##### Excerpted passage #####
TransCanada touts projects beyond Keystone XL, Energy East
CALGARY -- Major pipeline proposals like Keystone XL and Energy East may have been getting an awful lot of ink recently, but TransCanada Corp. wants its shareholders to also pay attention to the smaller, less splashy aspects of its business.
In addition to the $35 billion in large-scale projects it has on the go, TransCanada is working on $13 billion in small- to medium-sized developments that are expected to come into service over the next three years.
None of those have been as headline-grabbing as Keystone XL, the cross-border oil pipeline U.S. President Barack Obama rejected earlier this month, or Energy East, the contentious Atlantic-bound proposal that's winding its way through the Canadian review process.
The bite-sized, near-term projects on the docket include expansions to TransCanada's existing natural gas networks, natural gas pipelines in Mexico, regional oil pipelines and power generation facilities.
"There's a lot of other things going on in the company and we've made quiet progress on a number of those fronts," CEO Russ Girling said Tuesday during TransCanada's investor day, which was webcast.
"You can see that the story is much bigger than Keystone XL."
##### Given records #####
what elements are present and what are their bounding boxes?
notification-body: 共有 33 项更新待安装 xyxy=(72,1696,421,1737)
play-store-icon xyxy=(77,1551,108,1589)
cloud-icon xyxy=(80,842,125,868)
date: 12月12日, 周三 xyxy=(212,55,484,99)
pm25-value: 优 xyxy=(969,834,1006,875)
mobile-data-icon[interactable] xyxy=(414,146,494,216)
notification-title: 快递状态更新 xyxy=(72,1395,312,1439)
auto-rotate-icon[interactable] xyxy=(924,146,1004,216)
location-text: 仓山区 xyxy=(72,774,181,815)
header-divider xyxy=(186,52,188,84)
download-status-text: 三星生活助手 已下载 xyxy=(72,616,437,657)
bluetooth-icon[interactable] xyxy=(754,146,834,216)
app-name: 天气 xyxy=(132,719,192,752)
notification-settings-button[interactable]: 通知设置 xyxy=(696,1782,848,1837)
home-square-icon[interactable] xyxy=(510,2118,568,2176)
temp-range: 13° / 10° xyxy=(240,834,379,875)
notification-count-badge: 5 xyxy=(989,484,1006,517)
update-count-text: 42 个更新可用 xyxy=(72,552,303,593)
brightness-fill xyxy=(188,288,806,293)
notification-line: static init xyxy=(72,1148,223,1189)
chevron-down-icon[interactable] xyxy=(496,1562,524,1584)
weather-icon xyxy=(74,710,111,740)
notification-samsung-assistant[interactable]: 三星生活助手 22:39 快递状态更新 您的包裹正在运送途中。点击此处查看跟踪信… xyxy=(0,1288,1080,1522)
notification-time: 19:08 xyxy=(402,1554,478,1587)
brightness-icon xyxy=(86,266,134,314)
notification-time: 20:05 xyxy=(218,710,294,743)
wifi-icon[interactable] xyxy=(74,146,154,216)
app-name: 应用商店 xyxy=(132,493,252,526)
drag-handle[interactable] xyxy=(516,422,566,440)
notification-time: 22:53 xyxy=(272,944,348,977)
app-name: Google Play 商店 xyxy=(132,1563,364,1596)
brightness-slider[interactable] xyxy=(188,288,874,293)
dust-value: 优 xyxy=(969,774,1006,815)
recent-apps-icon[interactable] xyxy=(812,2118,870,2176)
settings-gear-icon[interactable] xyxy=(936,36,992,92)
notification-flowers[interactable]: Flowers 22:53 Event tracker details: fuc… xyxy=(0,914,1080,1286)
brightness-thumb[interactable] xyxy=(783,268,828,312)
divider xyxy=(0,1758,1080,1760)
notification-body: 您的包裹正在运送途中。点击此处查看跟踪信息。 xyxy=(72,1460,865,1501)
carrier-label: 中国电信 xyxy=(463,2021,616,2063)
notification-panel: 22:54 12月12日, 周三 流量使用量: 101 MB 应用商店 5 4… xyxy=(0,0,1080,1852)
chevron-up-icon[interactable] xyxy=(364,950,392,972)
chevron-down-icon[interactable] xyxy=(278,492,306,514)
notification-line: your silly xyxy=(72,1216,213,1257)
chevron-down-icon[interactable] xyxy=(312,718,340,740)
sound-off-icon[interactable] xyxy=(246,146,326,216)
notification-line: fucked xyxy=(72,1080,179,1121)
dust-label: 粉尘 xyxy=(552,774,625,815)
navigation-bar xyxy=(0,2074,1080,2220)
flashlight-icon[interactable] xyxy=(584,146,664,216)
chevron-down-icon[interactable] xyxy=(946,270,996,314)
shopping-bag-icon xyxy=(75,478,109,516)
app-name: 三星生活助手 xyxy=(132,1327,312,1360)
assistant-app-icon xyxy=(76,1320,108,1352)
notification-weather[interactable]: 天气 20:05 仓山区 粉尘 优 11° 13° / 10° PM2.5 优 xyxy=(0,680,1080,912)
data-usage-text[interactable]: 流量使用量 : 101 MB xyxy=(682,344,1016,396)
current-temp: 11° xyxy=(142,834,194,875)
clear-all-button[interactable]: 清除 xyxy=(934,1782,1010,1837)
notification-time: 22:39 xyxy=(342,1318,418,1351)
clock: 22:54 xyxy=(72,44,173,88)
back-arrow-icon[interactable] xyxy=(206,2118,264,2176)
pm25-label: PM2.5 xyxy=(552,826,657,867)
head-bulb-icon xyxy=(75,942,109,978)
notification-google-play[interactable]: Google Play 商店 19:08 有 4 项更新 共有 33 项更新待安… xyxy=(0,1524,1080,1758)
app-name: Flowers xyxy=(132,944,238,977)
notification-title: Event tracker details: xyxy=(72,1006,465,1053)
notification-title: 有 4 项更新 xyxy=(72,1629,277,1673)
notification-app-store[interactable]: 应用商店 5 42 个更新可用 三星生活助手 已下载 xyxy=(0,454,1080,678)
#####
What is required
Continue the TransCanada news article from where it stops.

Answer space
TransCanada executives reiterated their disappointment in Obama's Keystone XL rejection, but continued to refer to the project in the present tense during their presentations. The company is weighing its options, which could include reapplying for a cross-border permit under a new U.S. administration.
The company has sunk about US$2.4 billion into Keystone XL, about 40 per cent of which Paul Miller, the executive in charge of liquids pipelines, says can be recovered. About half of the expenditure so far has been on tangible items like pipe that could, at least in part, be put to other use.
Chief operating officer Alex Pourbaix said TransCanada has learned from its Keystone XL experience when it comes to how the upfront costs of a project are shared with its customers, especially when those undertakings face mounting social and political challenges.
"While Keystone and projects like it remain critical to serving North America's future energy needs, we will only advance them if we can minimize the risks our shareholders experience in the event they don't proceed," said Pourbaix.
As an example, Pourbaix highlighted TransCanada's approach to a pair of natural gas pipelines the company is planning so that it can connect natural gas supplies in northeastern British Columbia to proposed liquefied natural gas terminals on the coast.
"If they do not proceed, we will recover the approximately $300 million that we have spent securing regulatory permits for each project from our customers and if they do proceed, they will provide our shareholders with significant long-term upside."